## [Required work]
Answer with a number only: how many lines of the data contain "title"?

[Dataset excerpt]
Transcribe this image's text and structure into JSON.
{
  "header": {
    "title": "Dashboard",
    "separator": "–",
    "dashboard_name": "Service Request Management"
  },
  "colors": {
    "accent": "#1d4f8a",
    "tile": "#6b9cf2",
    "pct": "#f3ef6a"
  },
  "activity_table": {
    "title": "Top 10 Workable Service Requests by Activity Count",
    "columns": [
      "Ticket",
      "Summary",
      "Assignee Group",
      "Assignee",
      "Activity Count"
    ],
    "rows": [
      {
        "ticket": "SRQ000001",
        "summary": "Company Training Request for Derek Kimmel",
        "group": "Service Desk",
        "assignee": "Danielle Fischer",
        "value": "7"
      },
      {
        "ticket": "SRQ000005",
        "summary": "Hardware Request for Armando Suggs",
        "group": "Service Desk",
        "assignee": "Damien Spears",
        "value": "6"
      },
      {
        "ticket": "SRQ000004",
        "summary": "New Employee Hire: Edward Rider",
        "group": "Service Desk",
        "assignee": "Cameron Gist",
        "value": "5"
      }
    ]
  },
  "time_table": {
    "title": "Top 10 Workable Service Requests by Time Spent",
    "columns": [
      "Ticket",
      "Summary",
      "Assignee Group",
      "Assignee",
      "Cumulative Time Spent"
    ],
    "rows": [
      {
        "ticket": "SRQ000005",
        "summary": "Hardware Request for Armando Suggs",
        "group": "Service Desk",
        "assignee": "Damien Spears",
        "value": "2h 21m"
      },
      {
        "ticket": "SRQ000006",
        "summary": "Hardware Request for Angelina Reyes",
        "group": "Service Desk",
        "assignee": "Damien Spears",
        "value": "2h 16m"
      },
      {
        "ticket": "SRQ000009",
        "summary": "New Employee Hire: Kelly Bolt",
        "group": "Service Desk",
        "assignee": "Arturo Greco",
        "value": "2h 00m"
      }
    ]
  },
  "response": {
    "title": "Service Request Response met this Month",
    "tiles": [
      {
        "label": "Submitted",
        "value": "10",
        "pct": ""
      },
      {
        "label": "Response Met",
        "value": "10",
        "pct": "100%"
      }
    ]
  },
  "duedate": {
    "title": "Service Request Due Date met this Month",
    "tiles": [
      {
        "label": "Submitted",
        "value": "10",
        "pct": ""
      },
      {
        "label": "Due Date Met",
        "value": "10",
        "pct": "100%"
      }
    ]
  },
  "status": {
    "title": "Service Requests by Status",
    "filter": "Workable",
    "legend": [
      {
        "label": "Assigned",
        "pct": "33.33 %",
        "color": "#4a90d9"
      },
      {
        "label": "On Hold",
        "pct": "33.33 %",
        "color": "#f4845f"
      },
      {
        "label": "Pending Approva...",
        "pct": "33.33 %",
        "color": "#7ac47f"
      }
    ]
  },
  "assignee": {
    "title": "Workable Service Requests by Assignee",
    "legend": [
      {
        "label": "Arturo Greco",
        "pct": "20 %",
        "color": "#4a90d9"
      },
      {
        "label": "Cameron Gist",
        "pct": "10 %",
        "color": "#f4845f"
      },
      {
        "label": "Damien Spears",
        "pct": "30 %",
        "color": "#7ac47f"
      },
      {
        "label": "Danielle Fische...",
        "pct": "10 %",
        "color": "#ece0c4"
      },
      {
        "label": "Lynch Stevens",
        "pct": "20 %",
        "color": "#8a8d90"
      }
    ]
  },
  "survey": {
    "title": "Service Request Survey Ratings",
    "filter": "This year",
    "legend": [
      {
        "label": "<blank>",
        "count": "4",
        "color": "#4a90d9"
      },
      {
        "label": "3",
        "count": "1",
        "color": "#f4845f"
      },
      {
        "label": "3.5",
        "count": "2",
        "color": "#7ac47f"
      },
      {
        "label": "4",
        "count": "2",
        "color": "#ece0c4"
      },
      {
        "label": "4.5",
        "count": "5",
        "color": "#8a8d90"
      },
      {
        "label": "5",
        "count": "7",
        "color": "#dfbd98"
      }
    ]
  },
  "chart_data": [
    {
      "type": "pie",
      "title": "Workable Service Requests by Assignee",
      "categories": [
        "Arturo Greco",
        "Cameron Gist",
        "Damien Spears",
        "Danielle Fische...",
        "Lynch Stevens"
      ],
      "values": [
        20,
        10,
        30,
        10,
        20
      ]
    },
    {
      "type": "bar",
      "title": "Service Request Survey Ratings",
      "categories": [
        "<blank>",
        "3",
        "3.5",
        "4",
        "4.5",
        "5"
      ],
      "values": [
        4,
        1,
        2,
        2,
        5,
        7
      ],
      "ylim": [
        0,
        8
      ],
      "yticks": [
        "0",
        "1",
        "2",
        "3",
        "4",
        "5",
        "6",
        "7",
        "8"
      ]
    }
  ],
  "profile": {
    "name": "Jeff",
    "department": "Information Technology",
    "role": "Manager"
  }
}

## [Answer for this exercise]
10